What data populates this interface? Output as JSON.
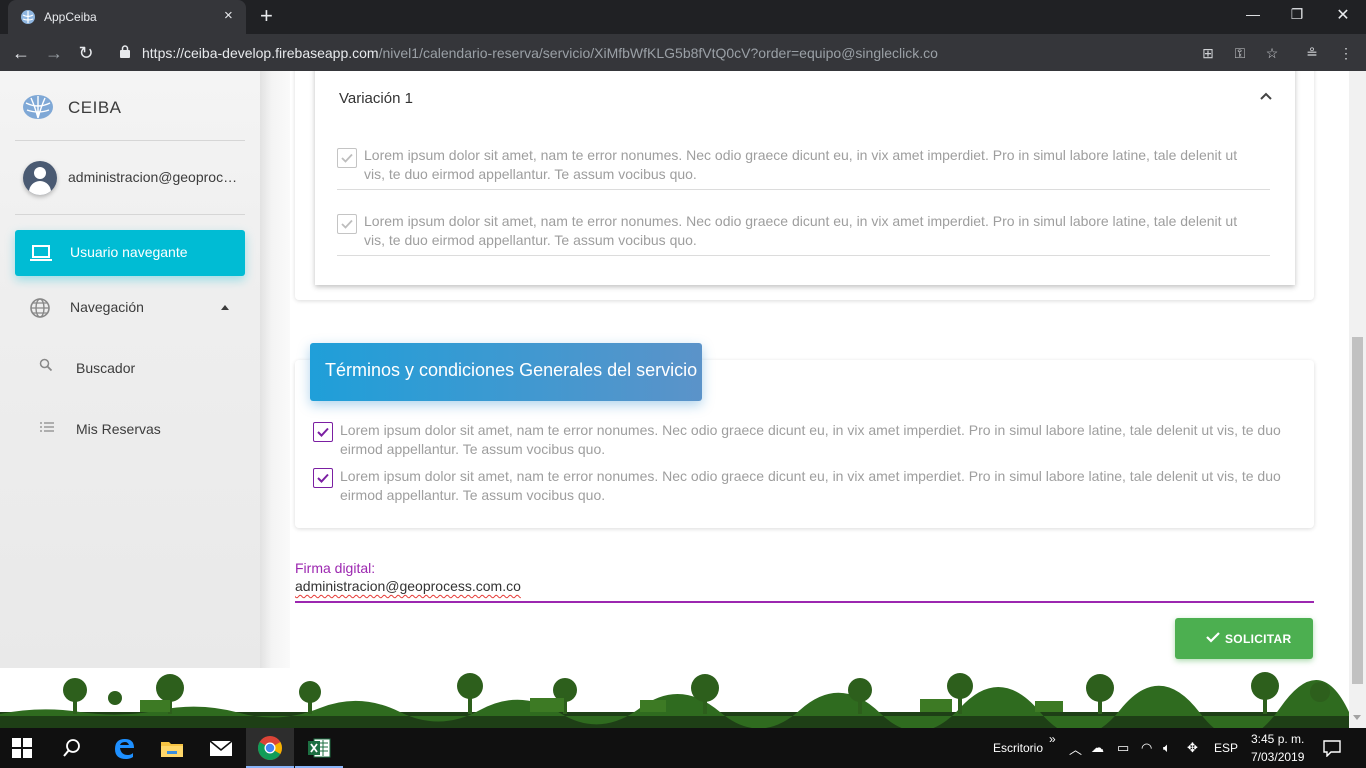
{
  "browser": {
    "tab_title": "AppCeiba",
    "tab_close": "×",
    "new_tab": "+",
    "url_host": "https://ceiba-develop.firebaseapp.com",
    "url_path": "/nivel1/calendario-reserva/servicio/XiMfbWfKLG5b8fVtQ0cV?order=equipo@singleclick.co"
  },
  "sidebar": {
    "brand": "CEIBA",
    "user_email": "administracion@geoprocess.com.co",
    "items": [
      {
        "label": "Usuario navegante",
        "icon": "laptop-icon"
      },
      {
        "label": "Navegación",
        "icon": "globe-icon"
      },
      {
        "label": "Buscador",
        "icon": "search-icon"
      },
      {
        "label": "Mis Reservas",
        "icon": "list-icon"
      }
    ]
  },
  "variation": {
    "title": "Variación 1",
    "items": [
      "Lorem ipsum dolor sit amet, nam te error nonumes. Nec odio graece dicunt eu, in vix amet imperdiet. Pro in simul labore latine, tale delenit ut vis, te duo eirmod appellantur. Te assum vocibus quo.",
      "Lorem ipsum dolor sit amet, nam te error nonumes. Nec odio graece dicunt eu, in vix amet imperdiet. Pro in simul labore latine, tale delenit ut vis, te duo eirmod appellantur. Te assum vocibus quo."
    ]
  },
  "terms": {
    "title": "Términos y condiciones Generales del servicio",
    "items": [
      "Lorem ipsum dolor sit amet, nam te error nonumes. Nec odio graece dicunt eu, in vix amet imperdiet. Pro in simul labore latine, tale delenit ut vis, te duo eirmod appellantur. Te assum vocibus quo.",
      "Lorem ipsum dolor sit amet, nam te error nonumes. Nec odio graece dicunt eu, in vix amet imperdiet. Pro in simul labore latine, tale delenit ut vis, te duo eirmod appellantur. Te assum vocibus quo."
    ]
  },
  "signature": {
    "label": "Firma digital:",
    "value": "administracion@geoprocess.com.co"
  },
  "actions": {
    "submit_label": "SOLICITAR"
  },
  "taskbar": {
    "desktop_label": "Escritorio",
    "chevron": "»",
    "language": "ESP",
    "time": "3:45 p. m.",
    "date": "7/03/2019"
  },
  "colors": {
    "accent_cyan": "#00bcd4",
    "terms_blue": "#1f9fd9",
    "signature_purple": "#9c27b0",
    "submit_green": "#4caf50"
  }
}
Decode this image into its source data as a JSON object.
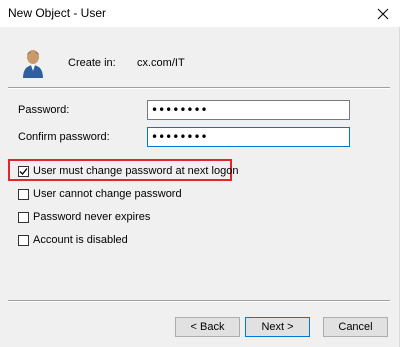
{
  "window": {
    "title": "New Object - User",
    "close_icon": "close-icon"
  },
  "header": {
    "icon": "user-icon",
    "create_in_label": "Create in:",
    "create_in_value": "cx.com/IT"
  },
  "form": {
    "password_label": "Password:",
    "password_value": "••••••••",
    "confirm_label": "Confirm password:",
    "confirm_value": "••••••••"
  },
  "options": [
    {
      "label": "User must change password at next logon",
      "checked": true
    },
    {
      "label": "User cannot change password",
      "checked": false
    },
    {
      "label": "Password never expires",
      "checked": false
    },
    {
      "label": "Account is disabled",
      "checked": false
    }
  ],
  "buttons": {
    "back": "< Back",
    "next": "Next >",
    "cancel": "Cancel"
  },
  "colors": {
    "highlight": "#e0272d",
    "focus": "#0078d7",
    "dialog_bg": "#f0f0f0"
  }
}
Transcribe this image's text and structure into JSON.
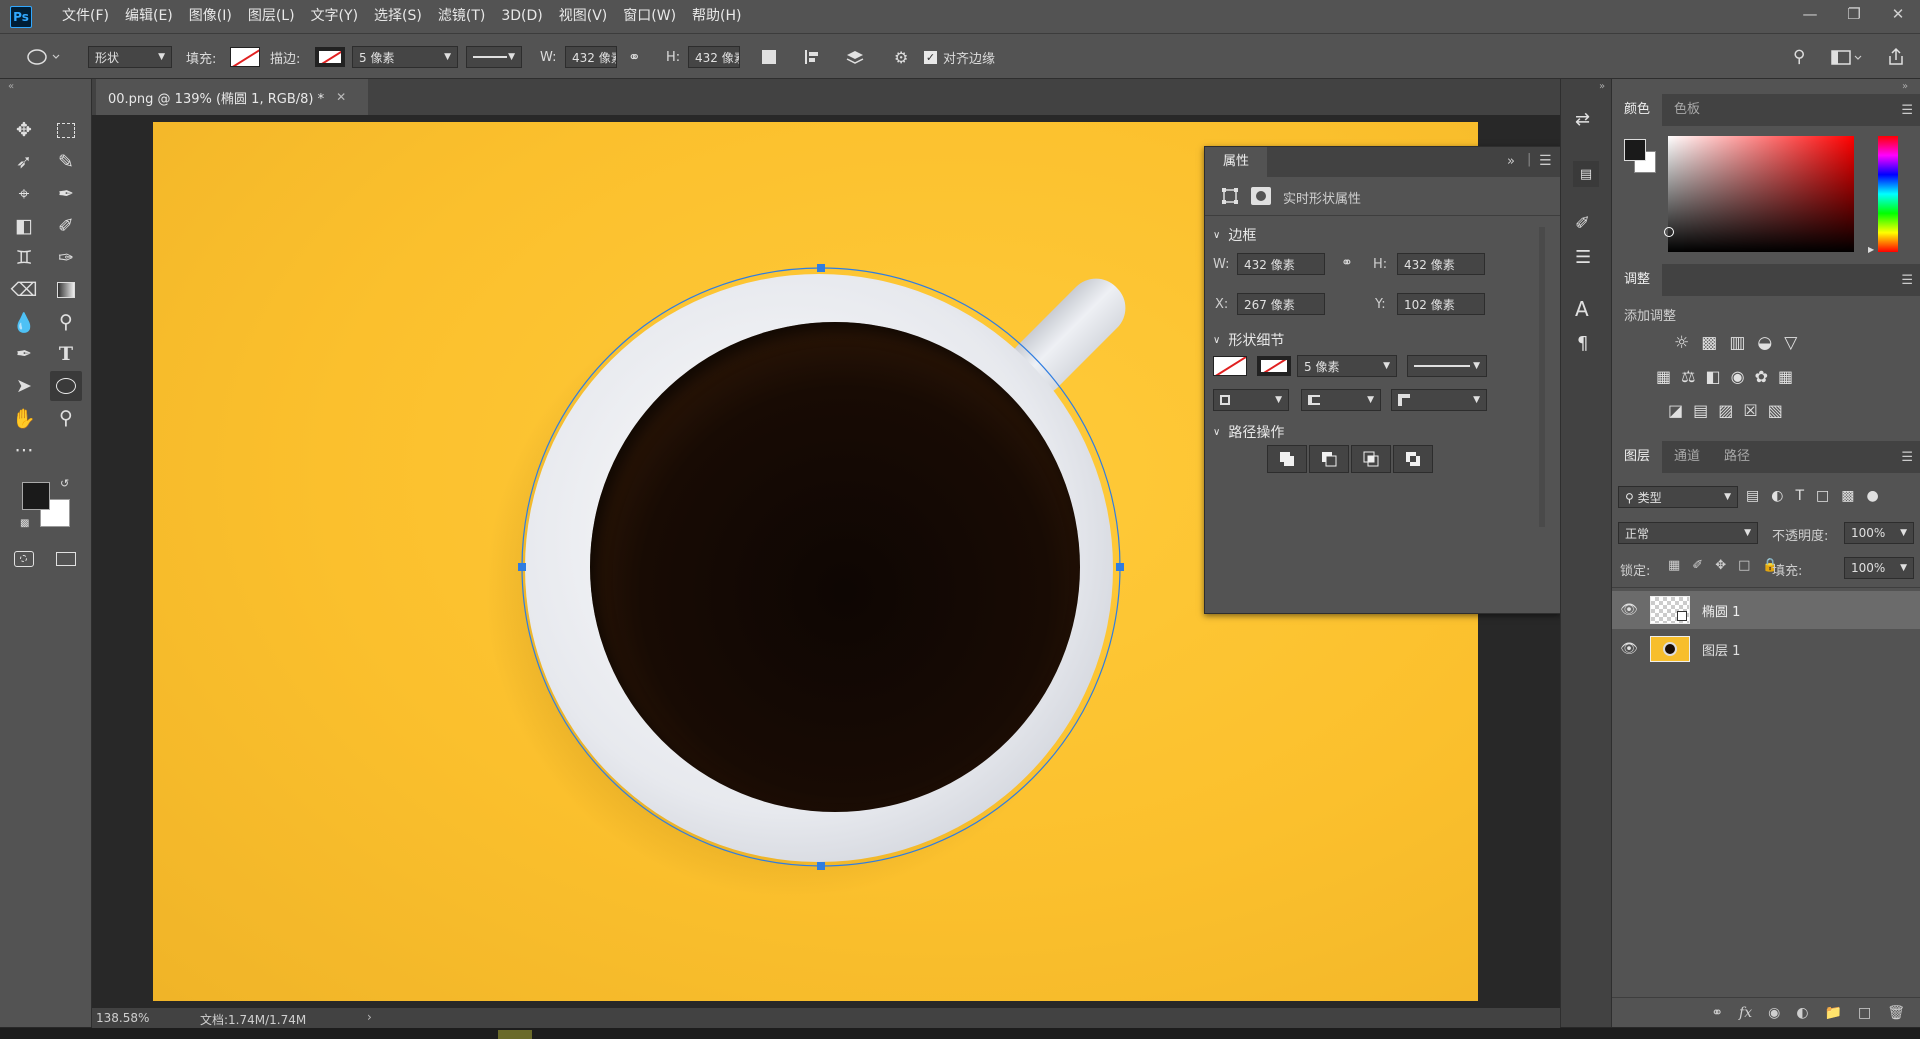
{
  "app": {
    "logo": "Ps"
  },
  "menu": [
    "文件(F)",
    "编辑(E)",
    "图像(I)",
    "图层(L)",
    "文字(Y)",
    "选择(S)",
    "滤镜(T)",
    "3D(D)",
    "视图(V)",
    "窗口(W)",
    "帮助(H)"
  ],
  "options": {
    "mode": "形状",
    "fill_label": "填充:",
    "stroke_label": "描边:",
    "stroke_width": "5 像素",
    "w_label": "W:",
    "w_value": "432 像素",
    "h_label": "H:",
    "h_value": "432 像素",
    "align_edges": "对齐边缘"
  },
  "document": {
    "tab_title": "00.png @ 139% (椭圆 1, RGB/8) *",
    "zoom": "138.58%",
    "doc_info": "文档:1.74M/1.74M"
  },
  "properties": {
    "title": "属性",
    "subtitle": "实时形状属性",
    "bbox_title": "边框",
    "w_label": "W:",
    "w": "432 像素",
    "h_label": "H:",
    "h": "432 像素",
    "x_label": "X:",
    "x": "267 像素",
    "y_label": "Y:",
    "y": "102 像素",
    "shape_detail_title": "形状细节",
    "stroke_width": "5 像素",
    "path_ops_title": "路径操作"
  },
  "color_panel": {
    "tabs": [
      "颜色",
      "色板"
    ],
    "accent": "#ff0000"
  },
  "adjust_panel": {
    "title": "调整",
    "add_label": "添加调整"
  },
  "layers_panel": {
    "tabs": [
      "图层",
      "通道",
      "路径"
    ],
    "filter_type": "类型",
    "blend_mode": "正常",
    "opacity_label": "不透明度:",
    "opacity": "100%",
    "lock_label": "锁定:",
    "fill_label": "填充:",
    "fill": "100%",
    "layers": [
      {
        "name": "椭圆 1",
        "selected": true
      },
      {
        "name": "图层 1",
        "selected": false
      }
    ]
  },
  "colors": {
    "canvas_yellow": "#fbc02d",
    "selection_blue": "#2f7de1"
  }
}
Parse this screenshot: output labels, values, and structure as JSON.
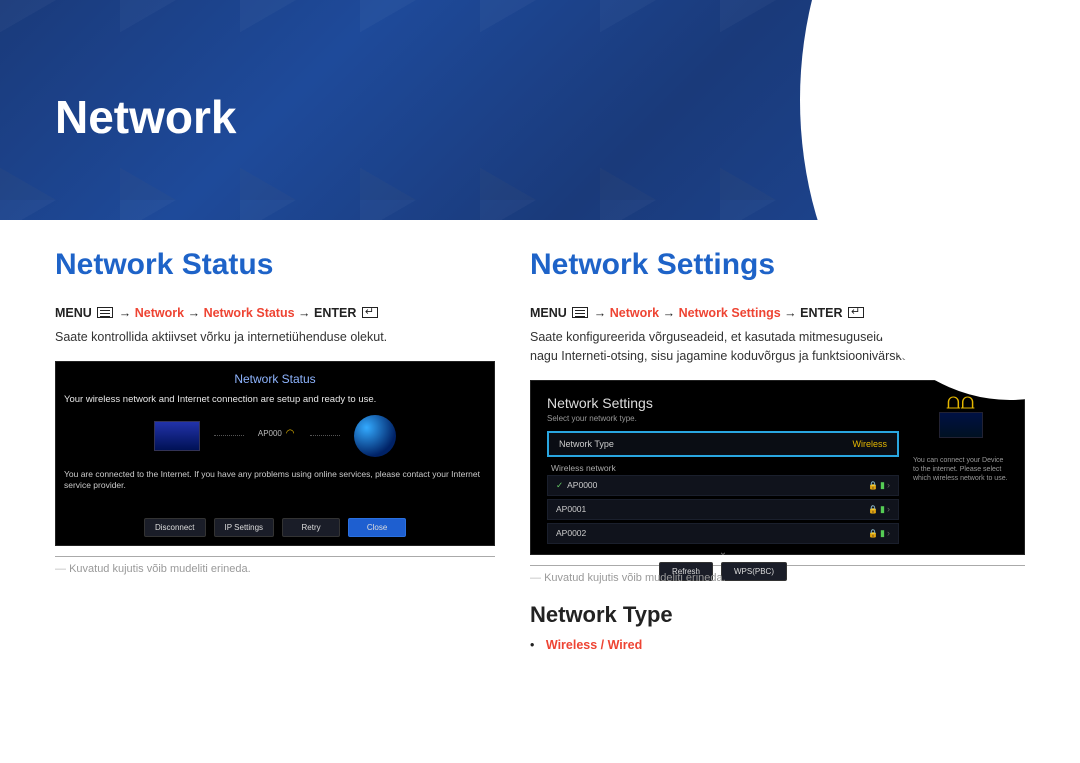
{
  "header": {
    "title": "Network"
  },
  "left": {
    "heading": "Network Status",
    "nav": {
      "menu": "MENU",
      "arrow": "→",
      "seg1": "Network",
      "seg2": "Network Status",
      "enter": "ENTER"
    },
    "desc": "Saate kontrollida aktiivset võrku ja internetiühenduse olekut.",
    "ss": {
      "title": "Network Status",
      "msg": "Your wireless network and Internet connection are setup and ready to use.",
      "ap": "AP000",
      "note": "You are connected to the Internet. If you have any problems using online services, please contact your Internet service provider.",
      "buttons": [
        "Disconnect",
        "IP Settings",
        "Retry",
        "Close"
      ]
    },
    "caption": "Kuvatud kujutis võib mudeliti erineda."
  },
  "right": {
    "heading": "Network Settings",
    "nav": {
      "menu": "MENU",
      "arrow": "→",
      "seg1": "Network",
      "seg2": "Network Settings",
      "enter": "ENTER"
    },
    "desc": "Saate konfigureerida võrguseadeid, et kasutada mitmesuguseid Smart Hubi funktsioone, nagu Interneti-otsing, sisu jagamine koduvõrgus ja funktsioonivärskendused.",
    "ss": {
      "title": "Network Settings",
      "sub": "Select your network type.",
      "field_label": "Network Type",
      "field_value": "Wireless",
      "wlabel": "Wireless network",
      "aps": [
        "AP0000",
        "AP0001",
        "AP0002"
      ],
      "btn_refresh": "Refresh",
      "btn_wps": "WPS(PBC)",
      "side_text": "You can connect your Device to the internet. Please select which wireless network to use."
    },
    "caption": "Kuvatud kujutis võib mudeliti erineda.",
    "type_heading": "Network Type",
    "type_opt1": "Wireless",
    "type_sep": " / ",
    "type_opt2": "Wired"
  }
}
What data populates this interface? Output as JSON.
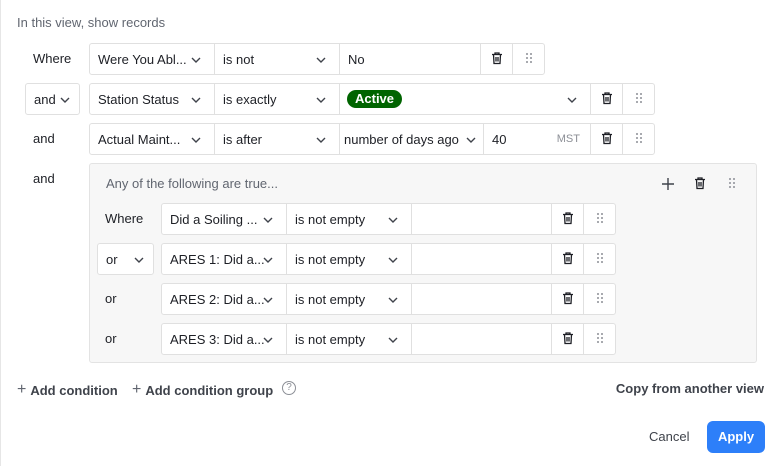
{
  "header": {
    "text": "In this view, show records"
  },
  "conditions": [
    {
      "conjunction": "Where",
      "field": "Were You Abl...",
      "operator": "is not",
      "value": "No"
    },
    {
      "conjunction": "and",
      "field": "Station Status",
      "operator": "is exactly",
      "value_badge": "Active",
      "badge_color": "#006400"
    },
    {
      "conjunction": "and",
      "field": "Actual Maint...",
      "operator": "is after",
      "value_mode": "number of days ago",
      "value": "40",
      "timezone": "MST"
    }
  ],
  "group": {
    "conjunction": "and",
    "title": "Any of the following are true...",
    "conditions": [
      {
        "conjunction": "Where",
        "field": "Did a Soiling ...",
        "operator": "is not empty"
      },
      {
        "conjunction": "or",
        "field": "ARES 1: Did a...",
        "operator": "is not empty"
      },
      {
        "conjunction": "or",
        "field": "ARES 2: Did a...",
        "operator": "is not empty"
      },
      {
        "conjunction": "or",
        "field": "ARES 3: Did a...",
        "operator": "is not empty"
      }
    ]
  },
  "footer": {
    "add_condition": "Add condition",
    "add_group": "Add condition group",
    "help": "?",
    "copy": "Copy from another view",
    "cancel": "Cancel",
    "apply": "Apply"
  },
  "colors": {
    "accent": "#2d7ff9",
    "badge_green": "#006400"
  }
}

Short problem: Copy each line of the listing that contains the string "Settings".

Exercise response:
        "IP Settings",
    "heading": "Network Settings",
      "seg2": "Network Settings",
      "title": "Network Settings",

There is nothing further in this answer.